What the exercise asks: Output only the span of lines that begins at the line containing "OCR this image." and ends at the last line of the data, both included, exactly as they appear.

Data shown:

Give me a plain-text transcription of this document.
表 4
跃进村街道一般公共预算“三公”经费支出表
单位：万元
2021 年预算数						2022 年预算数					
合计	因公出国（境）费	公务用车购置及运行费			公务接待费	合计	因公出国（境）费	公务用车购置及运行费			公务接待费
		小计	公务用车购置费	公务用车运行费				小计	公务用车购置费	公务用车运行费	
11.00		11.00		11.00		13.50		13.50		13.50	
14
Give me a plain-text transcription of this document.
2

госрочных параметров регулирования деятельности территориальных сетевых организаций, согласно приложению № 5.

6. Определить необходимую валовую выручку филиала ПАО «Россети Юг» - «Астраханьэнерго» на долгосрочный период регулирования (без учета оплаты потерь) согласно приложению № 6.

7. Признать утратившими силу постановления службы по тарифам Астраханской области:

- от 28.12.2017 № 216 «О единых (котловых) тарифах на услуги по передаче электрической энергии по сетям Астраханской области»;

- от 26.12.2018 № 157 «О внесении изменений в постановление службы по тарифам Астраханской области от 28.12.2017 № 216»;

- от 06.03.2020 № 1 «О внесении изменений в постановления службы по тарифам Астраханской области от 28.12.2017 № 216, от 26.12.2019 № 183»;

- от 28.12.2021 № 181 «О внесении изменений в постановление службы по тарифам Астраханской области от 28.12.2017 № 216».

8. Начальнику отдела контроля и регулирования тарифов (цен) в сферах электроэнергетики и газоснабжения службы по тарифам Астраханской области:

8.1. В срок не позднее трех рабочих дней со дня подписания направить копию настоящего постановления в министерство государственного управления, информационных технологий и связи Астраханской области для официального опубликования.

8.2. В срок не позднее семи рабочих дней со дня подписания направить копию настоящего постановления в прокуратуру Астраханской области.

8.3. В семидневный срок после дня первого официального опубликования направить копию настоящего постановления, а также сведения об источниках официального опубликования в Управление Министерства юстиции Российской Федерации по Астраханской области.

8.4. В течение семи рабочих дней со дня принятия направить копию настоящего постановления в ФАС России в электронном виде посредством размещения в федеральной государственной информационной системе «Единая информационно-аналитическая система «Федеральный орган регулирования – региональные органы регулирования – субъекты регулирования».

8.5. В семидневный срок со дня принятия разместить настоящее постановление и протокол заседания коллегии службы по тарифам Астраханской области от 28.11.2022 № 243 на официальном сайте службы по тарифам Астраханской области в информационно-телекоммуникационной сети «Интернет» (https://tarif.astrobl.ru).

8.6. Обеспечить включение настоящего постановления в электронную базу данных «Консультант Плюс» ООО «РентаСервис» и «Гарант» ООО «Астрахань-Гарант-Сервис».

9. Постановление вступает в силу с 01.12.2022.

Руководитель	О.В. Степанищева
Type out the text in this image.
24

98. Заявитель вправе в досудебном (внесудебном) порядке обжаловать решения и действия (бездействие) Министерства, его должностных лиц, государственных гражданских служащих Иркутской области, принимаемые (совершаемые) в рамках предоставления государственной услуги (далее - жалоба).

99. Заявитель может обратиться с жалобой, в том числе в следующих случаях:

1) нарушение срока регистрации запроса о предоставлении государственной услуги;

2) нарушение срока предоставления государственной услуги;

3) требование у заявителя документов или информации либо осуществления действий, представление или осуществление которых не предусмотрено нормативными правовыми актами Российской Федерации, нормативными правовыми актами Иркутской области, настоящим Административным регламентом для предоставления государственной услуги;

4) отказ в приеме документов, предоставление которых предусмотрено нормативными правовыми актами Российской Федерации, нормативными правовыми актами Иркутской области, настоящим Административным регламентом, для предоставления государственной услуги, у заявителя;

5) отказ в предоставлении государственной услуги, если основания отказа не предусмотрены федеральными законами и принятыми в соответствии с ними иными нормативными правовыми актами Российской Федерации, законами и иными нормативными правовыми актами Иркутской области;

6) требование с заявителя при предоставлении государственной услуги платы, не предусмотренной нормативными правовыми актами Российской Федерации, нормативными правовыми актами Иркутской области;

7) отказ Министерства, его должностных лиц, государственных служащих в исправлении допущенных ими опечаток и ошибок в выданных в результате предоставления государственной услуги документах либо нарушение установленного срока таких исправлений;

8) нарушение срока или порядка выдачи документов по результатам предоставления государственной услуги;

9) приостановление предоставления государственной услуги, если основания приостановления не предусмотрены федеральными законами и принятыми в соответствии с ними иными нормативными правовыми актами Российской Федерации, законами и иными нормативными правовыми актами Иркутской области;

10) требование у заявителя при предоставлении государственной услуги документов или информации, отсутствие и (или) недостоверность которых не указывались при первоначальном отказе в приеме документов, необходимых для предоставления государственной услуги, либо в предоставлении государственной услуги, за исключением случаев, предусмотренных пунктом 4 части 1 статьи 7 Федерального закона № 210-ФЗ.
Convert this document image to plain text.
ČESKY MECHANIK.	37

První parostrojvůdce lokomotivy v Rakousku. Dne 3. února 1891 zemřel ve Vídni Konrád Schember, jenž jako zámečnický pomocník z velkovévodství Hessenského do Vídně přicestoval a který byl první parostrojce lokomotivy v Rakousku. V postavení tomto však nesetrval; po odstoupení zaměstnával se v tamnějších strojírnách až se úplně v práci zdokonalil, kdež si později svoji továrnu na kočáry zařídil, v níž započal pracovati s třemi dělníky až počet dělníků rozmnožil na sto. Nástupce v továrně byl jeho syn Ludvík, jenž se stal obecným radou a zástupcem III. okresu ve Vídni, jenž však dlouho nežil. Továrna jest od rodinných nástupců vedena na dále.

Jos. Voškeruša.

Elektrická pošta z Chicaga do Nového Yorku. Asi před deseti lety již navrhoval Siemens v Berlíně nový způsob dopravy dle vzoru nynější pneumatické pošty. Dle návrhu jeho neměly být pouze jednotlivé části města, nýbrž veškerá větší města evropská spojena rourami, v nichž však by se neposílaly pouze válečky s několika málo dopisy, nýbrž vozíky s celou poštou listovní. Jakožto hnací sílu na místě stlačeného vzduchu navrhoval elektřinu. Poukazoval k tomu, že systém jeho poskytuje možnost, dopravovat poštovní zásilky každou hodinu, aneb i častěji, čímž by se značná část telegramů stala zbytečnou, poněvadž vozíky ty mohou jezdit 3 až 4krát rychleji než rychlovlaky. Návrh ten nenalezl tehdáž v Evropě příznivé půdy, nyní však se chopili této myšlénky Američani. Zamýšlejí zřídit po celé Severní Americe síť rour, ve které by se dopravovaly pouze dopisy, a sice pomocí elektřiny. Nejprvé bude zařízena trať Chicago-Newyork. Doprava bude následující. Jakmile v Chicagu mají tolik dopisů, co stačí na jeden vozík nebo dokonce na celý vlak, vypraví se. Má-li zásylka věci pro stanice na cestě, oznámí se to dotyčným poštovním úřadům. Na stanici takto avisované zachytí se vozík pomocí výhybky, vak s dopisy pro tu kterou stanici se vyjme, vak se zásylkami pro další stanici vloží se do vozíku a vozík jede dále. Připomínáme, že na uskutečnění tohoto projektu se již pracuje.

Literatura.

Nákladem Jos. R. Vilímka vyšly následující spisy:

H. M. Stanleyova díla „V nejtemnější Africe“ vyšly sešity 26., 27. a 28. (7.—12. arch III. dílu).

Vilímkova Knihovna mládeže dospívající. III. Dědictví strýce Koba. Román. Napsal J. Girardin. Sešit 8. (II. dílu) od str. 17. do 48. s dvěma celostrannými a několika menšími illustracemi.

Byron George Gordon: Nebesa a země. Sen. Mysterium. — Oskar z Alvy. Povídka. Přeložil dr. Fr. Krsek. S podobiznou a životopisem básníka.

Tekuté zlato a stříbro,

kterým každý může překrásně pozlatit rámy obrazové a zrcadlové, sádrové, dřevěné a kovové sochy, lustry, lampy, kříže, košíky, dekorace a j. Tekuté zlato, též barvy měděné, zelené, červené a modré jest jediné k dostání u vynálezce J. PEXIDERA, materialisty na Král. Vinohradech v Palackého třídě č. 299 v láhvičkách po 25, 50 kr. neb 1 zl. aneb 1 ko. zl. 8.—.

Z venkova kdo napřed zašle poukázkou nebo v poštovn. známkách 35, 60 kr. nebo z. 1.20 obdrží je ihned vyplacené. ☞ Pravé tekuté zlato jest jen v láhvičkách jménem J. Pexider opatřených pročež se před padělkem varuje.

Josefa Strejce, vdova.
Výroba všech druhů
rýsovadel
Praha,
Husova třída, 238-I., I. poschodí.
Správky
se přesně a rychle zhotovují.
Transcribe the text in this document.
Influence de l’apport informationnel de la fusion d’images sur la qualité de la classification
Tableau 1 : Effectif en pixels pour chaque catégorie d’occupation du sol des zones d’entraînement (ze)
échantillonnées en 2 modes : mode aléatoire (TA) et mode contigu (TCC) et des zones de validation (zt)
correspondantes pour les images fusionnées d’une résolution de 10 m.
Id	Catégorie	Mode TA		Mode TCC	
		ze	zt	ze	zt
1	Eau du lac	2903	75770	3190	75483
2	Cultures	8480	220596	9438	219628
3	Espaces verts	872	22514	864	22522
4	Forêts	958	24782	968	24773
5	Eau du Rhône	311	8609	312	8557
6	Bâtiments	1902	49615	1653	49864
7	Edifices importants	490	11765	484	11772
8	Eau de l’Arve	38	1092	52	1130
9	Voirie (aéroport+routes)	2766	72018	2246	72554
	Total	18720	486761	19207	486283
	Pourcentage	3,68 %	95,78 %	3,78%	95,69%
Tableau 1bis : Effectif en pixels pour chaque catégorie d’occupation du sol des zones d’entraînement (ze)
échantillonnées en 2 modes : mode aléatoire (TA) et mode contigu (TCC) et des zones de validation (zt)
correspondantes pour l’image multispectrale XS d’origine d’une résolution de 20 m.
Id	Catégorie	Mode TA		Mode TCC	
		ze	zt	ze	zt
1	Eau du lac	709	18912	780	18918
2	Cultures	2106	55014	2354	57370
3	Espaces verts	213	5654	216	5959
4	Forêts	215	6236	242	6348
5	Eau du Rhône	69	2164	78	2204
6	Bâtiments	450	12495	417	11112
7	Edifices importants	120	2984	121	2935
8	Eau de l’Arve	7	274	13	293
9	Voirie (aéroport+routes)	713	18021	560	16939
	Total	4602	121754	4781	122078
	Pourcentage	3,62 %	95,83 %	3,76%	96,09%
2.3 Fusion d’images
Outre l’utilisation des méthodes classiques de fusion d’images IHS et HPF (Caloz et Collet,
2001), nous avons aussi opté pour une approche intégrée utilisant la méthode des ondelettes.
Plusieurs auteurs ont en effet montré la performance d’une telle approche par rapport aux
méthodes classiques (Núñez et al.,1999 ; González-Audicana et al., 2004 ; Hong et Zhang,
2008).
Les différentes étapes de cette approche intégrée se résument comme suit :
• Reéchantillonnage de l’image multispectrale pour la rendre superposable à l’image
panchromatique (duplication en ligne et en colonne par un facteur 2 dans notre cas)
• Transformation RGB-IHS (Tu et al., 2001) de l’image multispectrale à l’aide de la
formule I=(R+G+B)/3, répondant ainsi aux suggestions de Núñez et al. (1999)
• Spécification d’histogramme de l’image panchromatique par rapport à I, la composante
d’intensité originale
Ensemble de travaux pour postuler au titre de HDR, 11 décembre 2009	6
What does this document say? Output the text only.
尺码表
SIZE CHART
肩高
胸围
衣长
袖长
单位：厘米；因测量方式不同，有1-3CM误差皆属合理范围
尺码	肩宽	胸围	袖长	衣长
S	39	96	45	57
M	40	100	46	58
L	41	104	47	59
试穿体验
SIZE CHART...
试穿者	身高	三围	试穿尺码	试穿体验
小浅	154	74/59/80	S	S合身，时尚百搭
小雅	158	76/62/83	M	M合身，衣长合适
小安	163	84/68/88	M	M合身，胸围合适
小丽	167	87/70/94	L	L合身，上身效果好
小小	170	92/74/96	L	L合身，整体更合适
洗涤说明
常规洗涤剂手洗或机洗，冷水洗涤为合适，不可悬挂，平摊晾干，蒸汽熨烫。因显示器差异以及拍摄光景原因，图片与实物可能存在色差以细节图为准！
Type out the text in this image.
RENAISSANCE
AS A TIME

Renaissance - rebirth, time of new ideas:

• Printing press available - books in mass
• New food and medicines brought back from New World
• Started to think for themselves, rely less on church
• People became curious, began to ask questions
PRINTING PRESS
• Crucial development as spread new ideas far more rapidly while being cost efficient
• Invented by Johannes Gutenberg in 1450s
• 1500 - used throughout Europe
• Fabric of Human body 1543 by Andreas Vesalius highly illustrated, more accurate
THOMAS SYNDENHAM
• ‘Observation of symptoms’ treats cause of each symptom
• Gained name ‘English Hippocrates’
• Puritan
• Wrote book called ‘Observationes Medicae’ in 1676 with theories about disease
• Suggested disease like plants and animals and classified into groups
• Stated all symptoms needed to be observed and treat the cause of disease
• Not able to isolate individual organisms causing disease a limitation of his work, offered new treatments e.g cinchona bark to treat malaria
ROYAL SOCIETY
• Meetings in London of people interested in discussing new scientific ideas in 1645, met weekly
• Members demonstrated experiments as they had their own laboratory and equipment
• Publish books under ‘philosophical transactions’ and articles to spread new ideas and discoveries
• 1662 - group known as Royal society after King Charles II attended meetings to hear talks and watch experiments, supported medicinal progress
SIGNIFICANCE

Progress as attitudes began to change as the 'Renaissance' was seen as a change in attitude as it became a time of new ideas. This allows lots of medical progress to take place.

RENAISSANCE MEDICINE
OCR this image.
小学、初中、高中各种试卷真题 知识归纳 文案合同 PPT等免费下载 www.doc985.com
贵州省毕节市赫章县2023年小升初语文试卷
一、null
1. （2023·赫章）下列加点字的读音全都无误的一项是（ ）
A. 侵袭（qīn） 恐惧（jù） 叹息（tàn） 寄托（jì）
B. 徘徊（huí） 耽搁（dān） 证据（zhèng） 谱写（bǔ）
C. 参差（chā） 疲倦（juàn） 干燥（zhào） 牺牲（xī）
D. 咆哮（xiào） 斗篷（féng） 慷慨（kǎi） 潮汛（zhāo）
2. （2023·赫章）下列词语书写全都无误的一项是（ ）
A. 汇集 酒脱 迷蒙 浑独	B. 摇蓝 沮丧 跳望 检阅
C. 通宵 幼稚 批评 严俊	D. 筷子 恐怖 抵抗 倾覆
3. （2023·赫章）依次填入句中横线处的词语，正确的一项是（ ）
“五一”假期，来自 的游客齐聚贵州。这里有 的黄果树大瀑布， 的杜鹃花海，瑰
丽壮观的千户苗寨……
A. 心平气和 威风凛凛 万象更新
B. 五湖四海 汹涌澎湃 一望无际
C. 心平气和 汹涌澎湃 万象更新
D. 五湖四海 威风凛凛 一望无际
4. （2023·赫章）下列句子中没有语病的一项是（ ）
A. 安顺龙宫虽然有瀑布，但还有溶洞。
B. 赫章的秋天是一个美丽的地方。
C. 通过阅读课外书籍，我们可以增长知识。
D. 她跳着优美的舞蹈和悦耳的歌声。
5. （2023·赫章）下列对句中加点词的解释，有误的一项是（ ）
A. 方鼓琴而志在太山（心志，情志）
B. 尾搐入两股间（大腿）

Output of the exercise:
OCR this image.
小学、初中、高中各种试卷真题 知识归纳 文案合同 PPT等免费下载 www.doc985.com
贵州省毕节市赫章县2023年小升初语文试卷
一、null
1. （2023·赫章）下列加点字的读音全都无误的一项是（ ）
A. 侵袭（qīn） 恐惧（jù） 叹息（tàn） 寄托（jì）
B. 徘徊（huí） 耽搁（dān） 证据（zhèng） 谱写（bǔ）
C. 参差（chā） 疲倦（juàn） 干燥（zhào） 牺牲（xī）
D. 咆哮（xiào） 斗篷（féng） 慷慨（kǎi） 潮汛（zhāo）
2. （2023·赫章）下列词语书写全都无误的一项是（ ）
A. 汇集 酒脱 迷蒙 浑独	B. 摇蓝 沮丧 跳望 检阅
C. 通宵 幼稚 批评 严俊	D. 筷子 恐怖 抵抗 倾覆
3. （2023·赫章）依次填入句中横线处的词语，正确的一项是（ ）
“五一”假期，来自 的游客齐聚贵州。这里有 的黄果树大瀑布， 的杜鹃花海，瑰
丽壮观的千户苗寨……
A. 心平气和 威风凛凛 万象更新
B. 五湖四海 汹涌澎湃 一望无际
C. 心平气和 汹涌澎湃 万象更新
D. 五湖四海 威风凛凛 一望无际
4. （2023·赫章）下列句子中没有语病的一项是（ ）
A. 安顺龙宫虽然有瀑布，但还有溶洞。
B. 赫章的秋天是一个美丽的地方。
C. 通过阅读课外书籍，我们可以增长知识。
D. 她跳着优美的舞蹈和悦耳的歌声。
5. （2023·赫章）下列对句中加点词的解释，有误的一项是（ ）
A. 方鼓琴而志在太山（心志，情志）
B. 尾搐入两股间（大腿）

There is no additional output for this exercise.